Your objective
Pictures should be excluded; otherwise, copy every entry exactly.

Start of Task inputs

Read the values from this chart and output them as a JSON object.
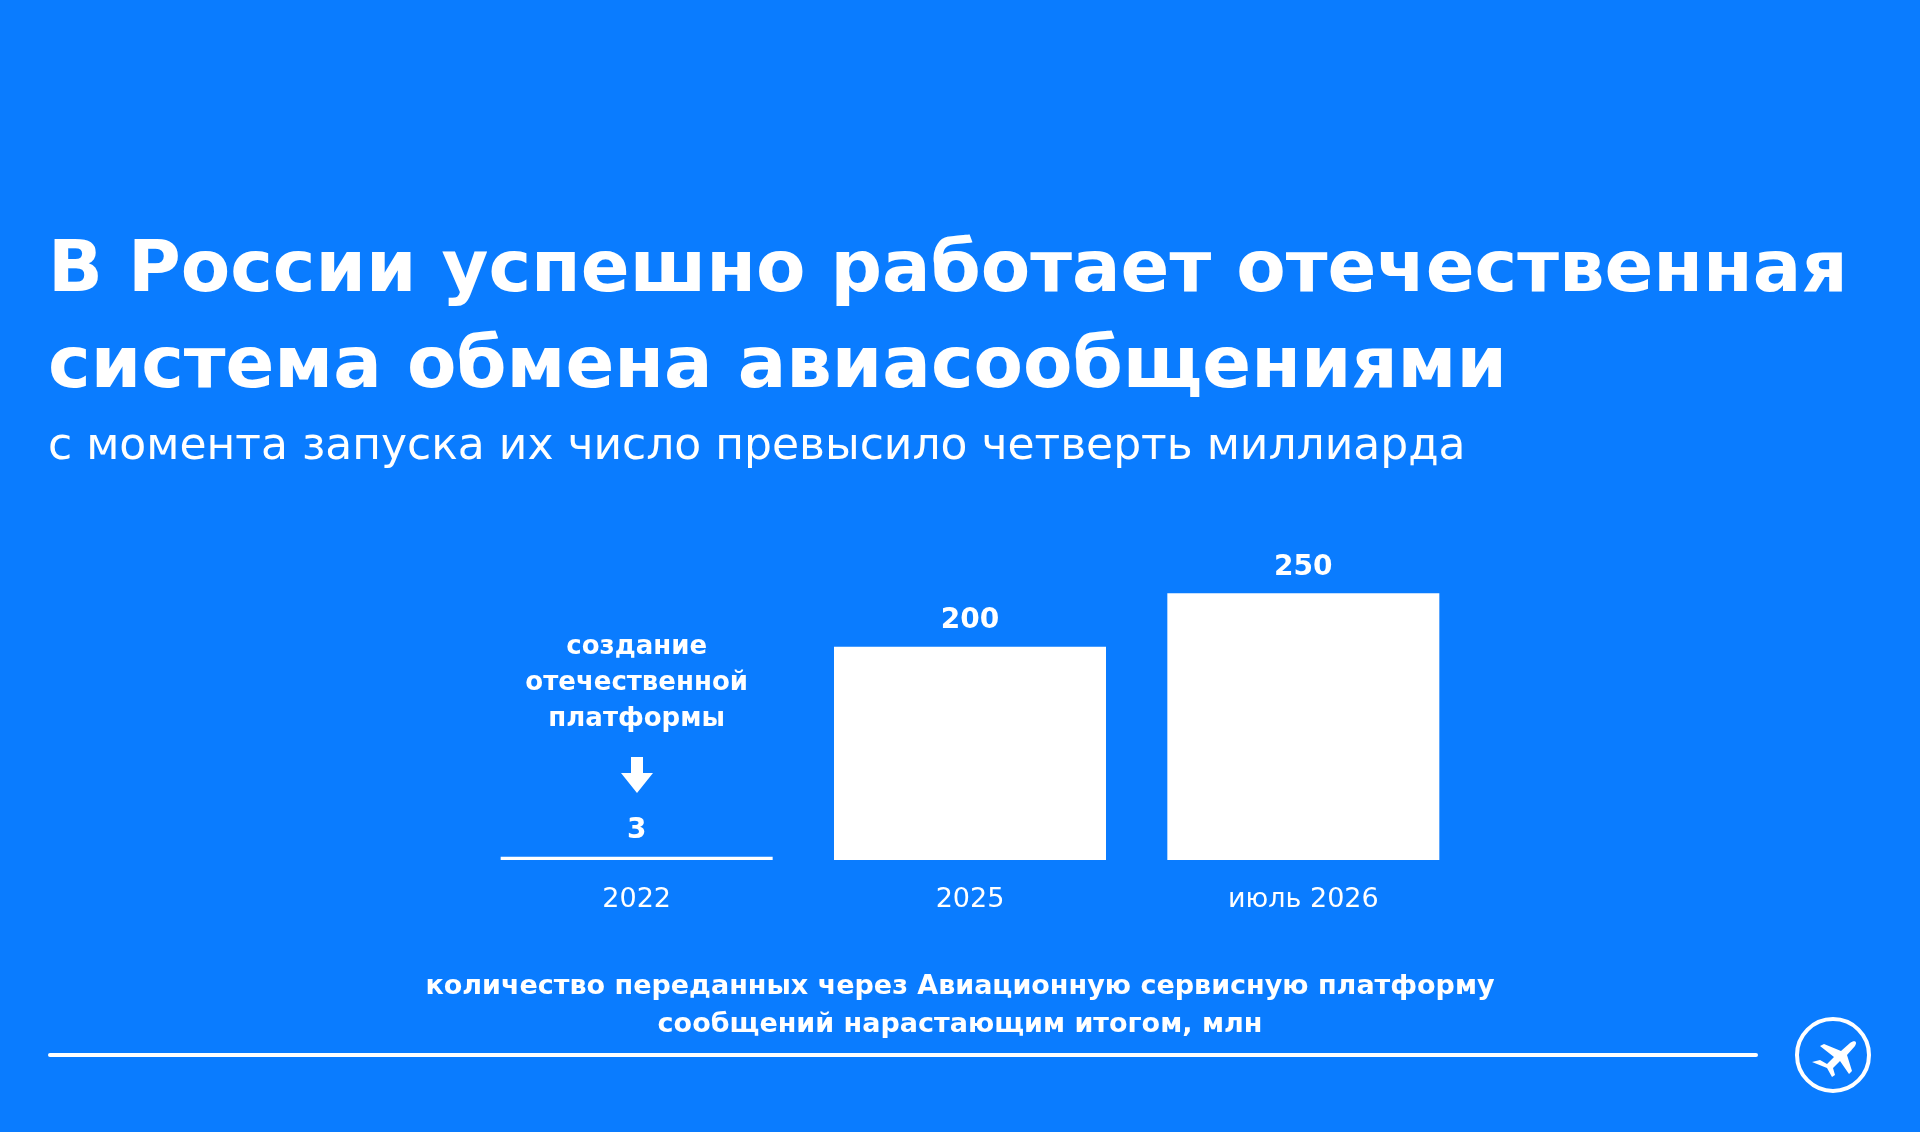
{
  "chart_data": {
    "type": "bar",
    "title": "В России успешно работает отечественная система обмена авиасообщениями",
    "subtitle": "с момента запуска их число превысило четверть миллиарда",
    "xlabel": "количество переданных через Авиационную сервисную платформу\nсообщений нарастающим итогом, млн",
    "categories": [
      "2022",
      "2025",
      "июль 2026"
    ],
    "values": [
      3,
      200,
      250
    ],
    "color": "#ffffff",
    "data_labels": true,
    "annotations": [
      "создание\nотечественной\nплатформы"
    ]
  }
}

End of Task inputs

Exercise answer
Read the values from this chart and output them as a JSON object.
{
  "chart_data": {
    "type": "bar",
    "title": "В России успешно работает отечественная система обмена авиасообщениями",
    "subtitle": "с момента запуска их число превысило четверть миллиарда",
    "xlabel": "количество переданных через Авиационную сервисную платформу\nсообщений нарастающим итогом, млн",
    "categories": [
      "2022",
      "2025",
      "июль 2026"
    ],
    "values": [
      3,
      200,
      250
    ],
    "color": "#ffffff",
    "data_labels": true,
    "annotations": [
      "создание\nотечественной\nплатформы"
    ]
  }
}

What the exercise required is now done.